● Exercise
Filter the listing and keep only the lines with the word "肿瘤标志物".

● Material for the task
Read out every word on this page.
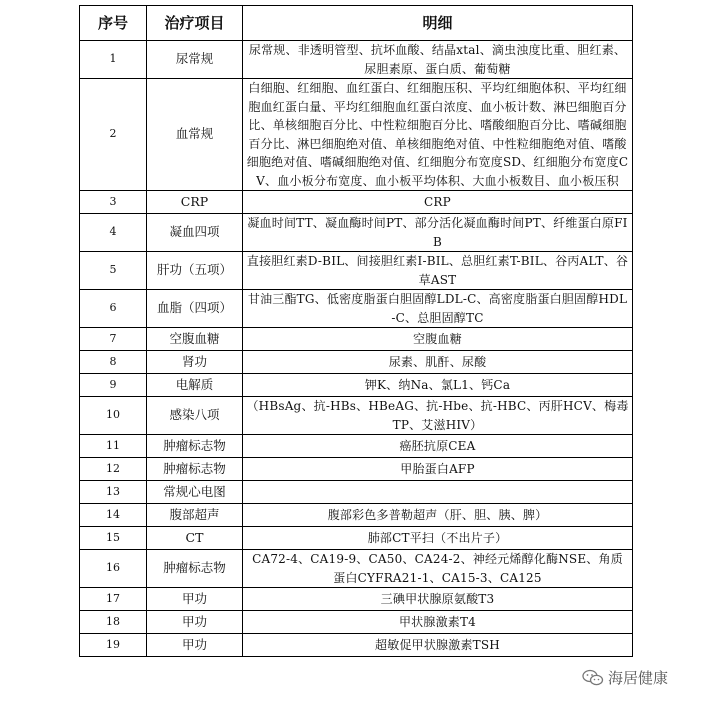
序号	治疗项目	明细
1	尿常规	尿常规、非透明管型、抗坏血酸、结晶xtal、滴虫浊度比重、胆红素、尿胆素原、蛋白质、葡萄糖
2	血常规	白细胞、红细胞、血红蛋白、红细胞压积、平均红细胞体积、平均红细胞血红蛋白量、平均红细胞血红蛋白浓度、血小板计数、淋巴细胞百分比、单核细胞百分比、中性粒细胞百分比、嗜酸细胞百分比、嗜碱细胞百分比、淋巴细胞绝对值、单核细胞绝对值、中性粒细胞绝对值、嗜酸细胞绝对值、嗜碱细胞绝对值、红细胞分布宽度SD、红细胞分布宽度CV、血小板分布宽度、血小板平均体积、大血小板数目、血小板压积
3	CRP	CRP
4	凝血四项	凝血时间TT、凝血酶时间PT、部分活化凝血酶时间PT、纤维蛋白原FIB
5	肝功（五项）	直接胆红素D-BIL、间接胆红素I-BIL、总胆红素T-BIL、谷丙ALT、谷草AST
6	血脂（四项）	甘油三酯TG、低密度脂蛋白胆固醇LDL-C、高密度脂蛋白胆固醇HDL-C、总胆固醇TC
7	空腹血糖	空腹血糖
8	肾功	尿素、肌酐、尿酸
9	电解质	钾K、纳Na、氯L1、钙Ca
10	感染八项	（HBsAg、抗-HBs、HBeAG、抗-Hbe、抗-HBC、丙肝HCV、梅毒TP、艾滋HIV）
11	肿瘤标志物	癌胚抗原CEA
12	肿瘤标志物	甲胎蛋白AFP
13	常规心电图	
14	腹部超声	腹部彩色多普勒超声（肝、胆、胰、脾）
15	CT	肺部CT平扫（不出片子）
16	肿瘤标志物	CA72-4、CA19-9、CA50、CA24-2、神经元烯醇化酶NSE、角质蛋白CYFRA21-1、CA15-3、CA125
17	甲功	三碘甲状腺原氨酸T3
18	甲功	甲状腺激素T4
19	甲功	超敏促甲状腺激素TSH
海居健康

==

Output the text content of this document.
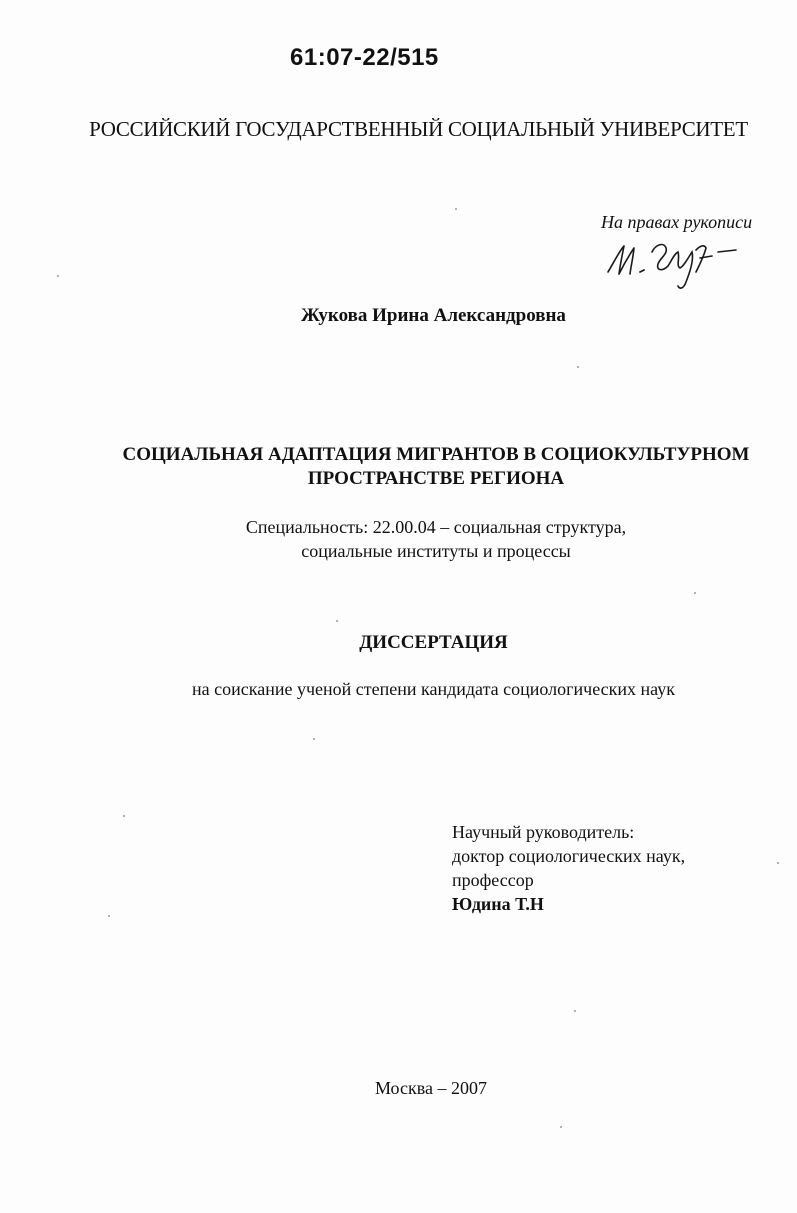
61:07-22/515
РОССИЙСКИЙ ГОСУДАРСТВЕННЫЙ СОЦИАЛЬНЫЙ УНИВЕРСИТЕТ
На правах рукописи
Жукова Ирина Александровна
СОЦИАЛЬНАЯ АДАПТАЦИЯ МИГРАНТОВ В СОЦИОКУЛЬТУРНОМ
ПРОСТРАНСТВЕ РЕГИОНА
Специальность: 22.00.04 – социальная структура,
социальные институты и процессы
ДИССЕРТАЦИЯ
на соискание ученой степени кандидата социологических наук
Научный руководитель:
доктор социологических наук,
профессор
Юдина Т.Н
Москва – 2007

● The result
11	肿瘤标志物	癌胚抗原CEA
12	肿瘤标志物	甲胎蛋白AFP
16	肿瘤标志物	CA72-4、CA19-9、CA50、CA24-2、神经元烯醇化酶NSE、角质蛋白CYFRA21-1、CA15-3、CA125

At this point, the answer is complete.